> **What is asked**
In your copy, leave out the pictures; write out all the data exactly.

====== Data rows

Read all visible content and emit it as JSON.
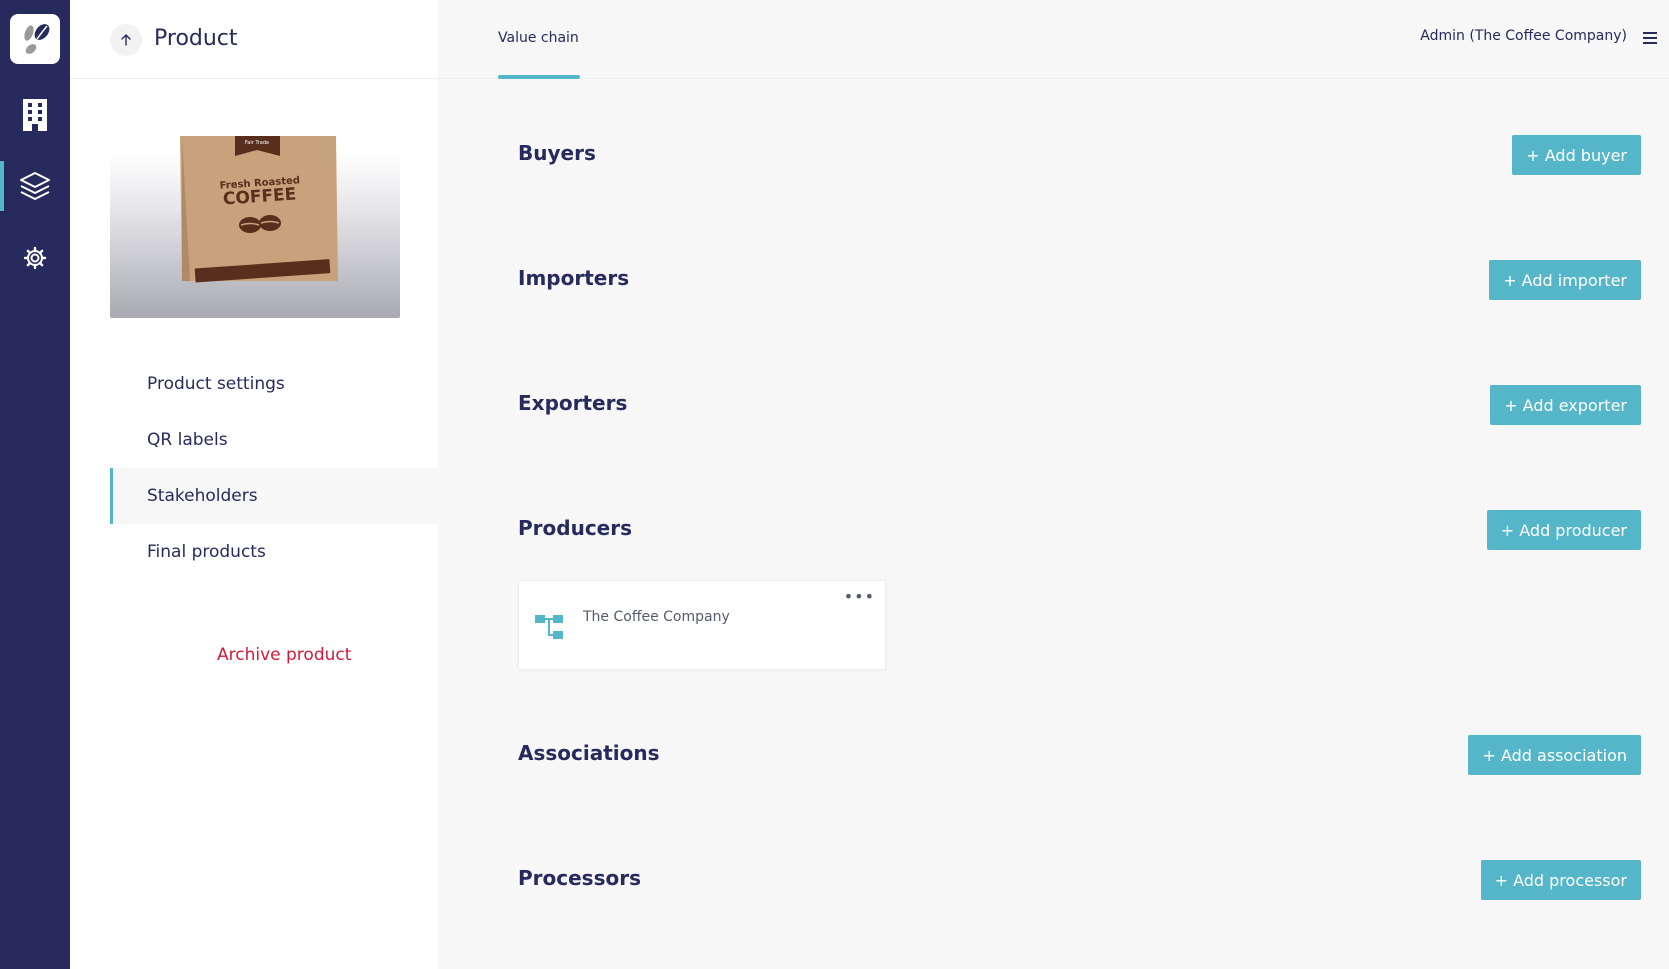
{
  "header": {
    "title": "Product",
    "tab": "Value chain",
    "user": "Admin (The Coffee Company)"
  },
  "sidebar": {
    "items": [
      {
        "label": "Product settings"
      },
      {
        "label": "QR labels"
      },
      {
        "label": "Stakeholders"
      },
      {
        "label": "Final products"
      }
    ],
    "archive_label": "Archive product"
  },
  "product_image": {
    "line1": "Fresh Roasted",
    "line2": "COFFEE",
    "line3": "Fair Trade"
  },
  "sections": [
    {
      "label": "Buyers",
      "button": "+ Add buyer"
    },
    {
      "label": "Importers",
      "button": "+ Add importer"
    },
    {
      "label": "Exporters",
      "button": "+ Add exporter"
    },
    {
      "label": "Producers",
      "button": "+ Add producer"
    },
    {
      "label": "Associations",
      "button": "+ Add association"
    },
    {
      "label": "Processors",
      "button": "+ Add processor"
    }
  ],
  "producer_card": {
    "name": "The Coffee Company",
    "more": "•••"
  },
  "colors": {
    "rail": "#262a5c",
    "accent": "#55b6ca",
    "danger": "#d11a3a"
  }
}
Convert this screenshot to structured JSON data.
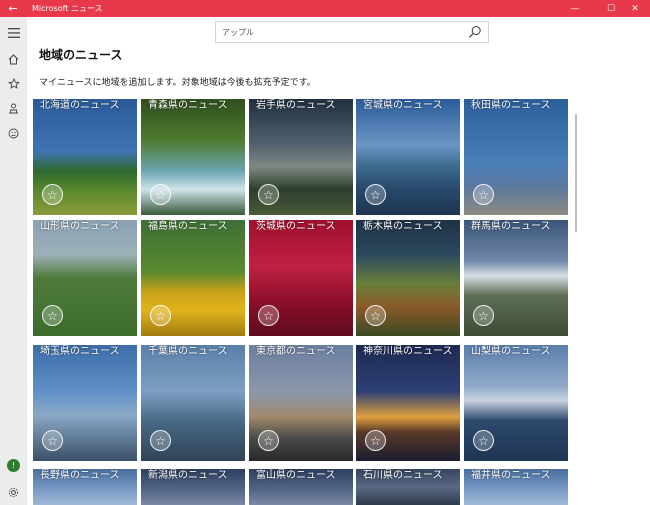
{
  "window": {
    "back_icon": "back-arrow-icon",
    "title": "Microsoft ニュース",
    "minimize_glyph": "—",
    "maximize_glyph": "☐",
    "close_glyph": "✕"
  },
  "rail": {
    "items": [
      "menu-icon",
      "home-icon",
      "favorites-icon",
      "local-icon",
      "emoji-icon"
    ],
    "avatar_glyph": "!",
    "settings_icon": "gear-icon"
  },
  "search": {
    "value": "",
    "placeholder": "アップル",
    "icon": "search-icon"
  },
  "page": {
    "title": "地域のニュース",
    "subtitle": "マイニュースに地域を追加します。対象地域は今後も拡充予定です。"
  },
  "regions": [
    {
      "label": "北海道のニュース",
      "theme": "field"
    },
    {
      "label": "青森県のニュース",
      "theme": "river"
    },
    {
      "label": "岩手県のニュース",
      "theme": "bridge"
    },
    {
      "label": "宮城県のニュース",
      "theme": "coast"
    },
    {
      "label": "秋田県のニュース",
      "theme": "statue"
    },
    {
      "label": "山形県のニュース",
      "theme": "paddy"
    },
    {
      "label": "福島県のニュース",
      "theme": "sunflower"
    },
    {
      "label": "茨城県のニュース",
      "theme": "flowers"
    },
    {
      "label": "栃木県のニュース",
      "theme": "waterfall"
    },
    {
      "label": "群馬県のニュース",
      "theme": "mountain"
    },
    {
      "label": "埼玉県のニュース",
      "theme": "towers"
    },
    {
      "label": "千葉県のニュース",
      "theme": "glass"
    },
    {
      "label": "東京都のニュース",
      "theme": "skyline"
    },
    {
      "label": "神奈川県のニュース",
      "theme": "night"
    },
    {
      "label": "山梨県のニュース",
      "theme": "fuji"
    },
    {
      "label": "長野県のニュース",
      "theme": "sky"
    },
    {
      "label": "新潟県のニュース",
      "theme": "dusk"
    },
    {
      "label": "富山県のニュース",
      "theme": "dusk"
    },
    {
      "label": "石川県のニュース",
      "theme": "bridge2"
    },
    {
      "label": "福井県のニュース",
      "theme": "sky"
    }
  ],
  "star_glyph": "☆"
}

============

> **Problem solution**
Read all visible content and emit it as JSON.
{
  "header": {
    "title": "Product",
    "tab": "Value chain",
    "user": "Admin (The Coffee Company)"
  },
  "sidebar": {
    "items": [
      {
        "label": "Product settings"
      },
      {
        "label": "QR labels"
      },
      {
        "label": "Stakeholders"
      },
      {
        "label": "Final products"
      }
    ],
    "archive_label": "Archive product"
  },
  "product_image": {
    "line1": "Fresh Roasted",
    "line2": "COFFEE",
    "line3": "Fair Trade"
  },
  "sections": [
    {
      "label": "Buyers",
      "button": "+ Add buyer"
    },
    {
      "label": "Importers",
      "button": "+ Add importer"
    },
    {
      "label": "Exporters",
      "button": "+ Add exporter"
    },
    {
      "label": "Producers",
      "button": "+ Add producer"
    },
    {
      "label": "Associations",
      "button": "+ Add association"
    },
    {
      "label": "Processors",
      "button": "+ Add processor"
    }
  ],
  "producer_card": {
    "name": "The Coffee Company",
    "more": "•••"
  },
  "colors": {
    "rail": "#262a5c",
    "accent": "#55b6ca",
    "danger": "#d11a3a"
  }
}
Convert this screenshot to structured JSON data.
{
  "window": {
    "back_icon": "back-arrow-icon",
    "title": "Microsoft ニュース",
    "minimize_glyph": "—",
    "maximize_glyph": "☐",
    "close_glyph": "✕"
  },
  "rail": {
    "items": [
      "menu-icon",
      "home-icon",
      "favorites-icon",
      "local-icon",
      "emoji-icon"
    ],
    "avatar_glyph": "!",
    "settings_icon": "gear-icon"
  },
  "search": {
    "value": "",
    "placeholder": "アップル",
    "icon": "search-icon"
  },
  "page": {
    "title": "地域のニュース",
    "subtitle": "マイニュースに地域を追加します。対象地域は今後も拡充予定です。"
  },
  "regions": [
    {
      "label": "北海道のニュース",
      "theme": "field"
    },
    {
      "label": "青森県のニュース",
      "theme": "river"
    },
    {
      "label": "岩手県のニュース",
      "theme": "bridge"
    },
    {
      "label": "宮城県のニュース",
      "theme": "coast"
    },
    {
      "label": "秋田県のニュース",
      "theme": "statue"
    },
    {
      "label": "山形県のニュース",
      "theme": "paddy"
    },
    {
      "label": "福島県のニュース",
      "theme": "sunflower"
    },
    {
      "label": "茨城県のニュース",
      "theme": "flowers"
    },
    {
      "label": "栃木県のニュース",
      "theme": "waterfall"
    },
    {
      "label": "群馬県のニュース",
      "theme": "mountain"
    },
    {
      "label": "埼玉県のニュース",
      "theme": "towers"
    },
    {
      "label": "千葉県のニュース",
      "theme": "glass"
    },
    {
      "label": "東京都のニュース",
      "theme": "skyline"
    },
    {
      "label": "神奈川県のニュース",
      "theme": "night"
    },
    {
      "label": "山梨県のニュース",
      "theme": "fuji"
    },
    {
      "label": "長野県のニュース",
      "theme": "sky"
    },
    {
      "label": "新潟県のニュース",
      "theme": "dusk"
    },
    {
      "label": "富山県のニュース",
      "theme": "dusk"
    },
    {
      "label": "石川県のニュース",
      "theme": "bridge2"
    },
    {
      "label": "福井県のニュース",
      "theme": "sky"
    }
  ],
  "star_glyph": "☆"
}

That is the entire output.